:: Written problem ::
Which lines hold the word "color"? Copy each one.

--- Start of Exercise inputs ---

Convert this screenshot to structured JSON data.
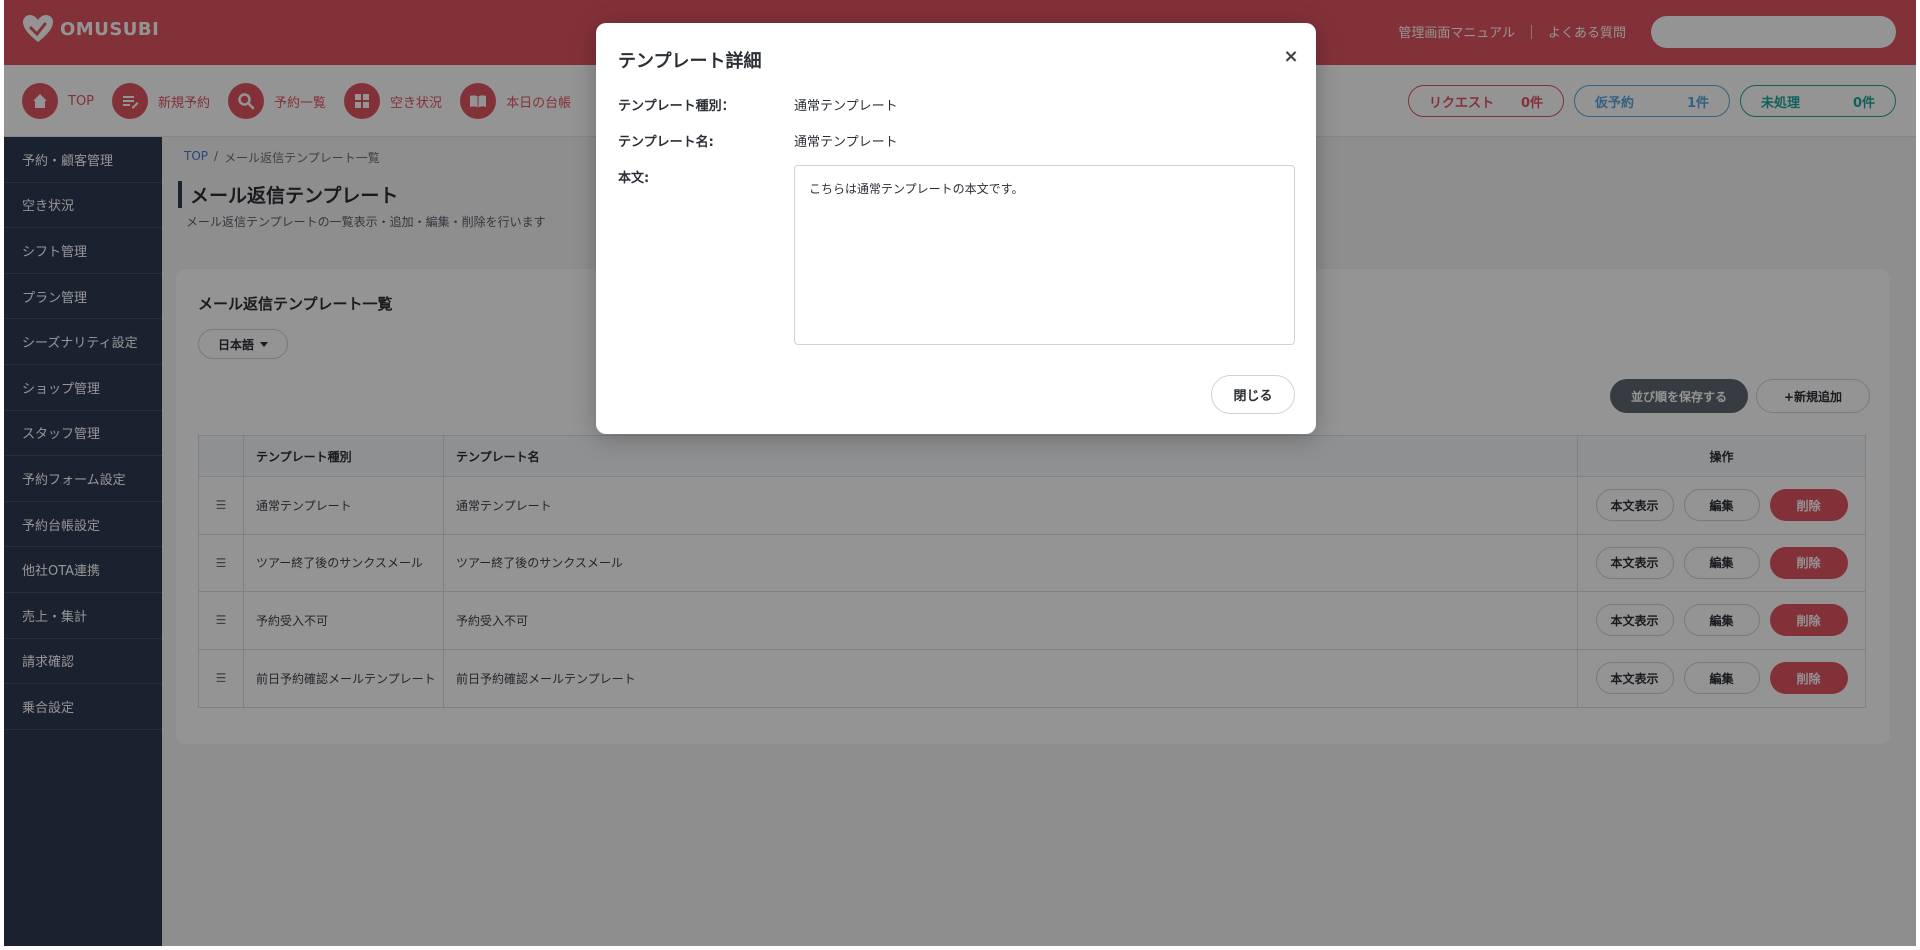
{
  "header": {
    "brand": "OMUSUBI",
    "links": [
      "管理画面マニュアル",
      "よくある質問"
    ],
    "search_placeholder": "",
    "accent": "#e25563"
  },
  "toolbar": {
    "items": [
      {
        "label": "TOP",
        "icon": "home-icon"
      },
      {
        "label": "新規予約",
        "icon": "new-reservation-icon"
      },
      {
        "label": "予約一覧",
        "icon": "search-icon"
      },
      {
        "label": "空き状況",
        "icon": "grid-icon"
      },
      {
        "label": "本日の台帳",
        "icon": "book-icon"
      }
    ],
    "pills": [
      {
        "label": "リクエスト",
        "count": "0件",
        "color": "#e25563"
      },
      {
        "label": "仮予約",
        "count": "1件",
        "color": "#5aa7dd"
      },
      {
        "label": "未処理",
        "count": "0件",
        "color": "#1fa79a"
      }
    ]
  },
  "sidebar": {
    "items": [
      {
        "label": "予約・顧客管理"
      },
      {
        "label": "空き状況"
      },
      {
        "label": "シフト管理"
      },
      {
        "label": "プラン管理"
      },
      {
        "label": "シーズナリティ設定"
      },
      {
        "label": "ショップ管理"
      },
      {
        "label": "スタッフ管理"
      },
      {
        "label": "予約フォーム設定"
      },
      {
        "label": "予約台帳設定"
      },
      {
        "label": "他社OTA連携"
      },
      {
        "label": "売上・集計"
      },
      {
        "label": "請求確認"
      },
      {
        "label": "乗合設定"
      }
    ]
  },
  "main": {
    "breadcrumb": {
      "top": "TOP",
      "sep": "/",
      "current": "メール返信テンプレート一覧"
    },
    "title": "メール返信テンプレート",
    "description": "メール返信テンプレートの一覧表示・追加・編集・削除を行います",
    "card": {
      "title": "メール返信テンプレート一覧",
      "language": "日本語",
      "save_order_label": "並び順を保存する",
      "add_label": "+新規追加",
      "table": {
        "headers": [
          "",
          "テンプレート種別",
          "テンプレート名",
          "操作"
        ],
        "handle": "☰",
        "rows": [
          {
            "type": "通常テンプレート",
            "name": "通常テンプレート"
          },
          {
            "type": "ツアー終了後のサンクスメール",
            "name": "ツアー終了後のサンクスメール"
          },
          {
            "type": "予約受入不可",
            "name": "予約受入不可"
          },
          {
            "type": "前日予約確認メールテンプレート",
            "name": "前日予約確認メールテンプレート"
          }
        ],
        "ops": {
          "view": "本文表示",
          "edit": "編集",
          "delete": "削除"
        }
      }
    }
  },
  "modal": {
    "title": "テンプレート詳細",
    "close_glyph": "×",
    "type_label": "テンプレート種別：",
    "type_value": "通常テンプレート",
    "name_label": "テンプレート名:",
    "name_value": "通常テンプレート",
    "body_label": "本文:",
    "body_value": "こちらは通常テンプレートの本文です。",
    "close_button": "閉じる"
  }
}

--- End of Exercise inputs ---

:: Final result ::
        "color": "#e25563"
        "color": "#5aa7dd"
        "color": "#1fa79a"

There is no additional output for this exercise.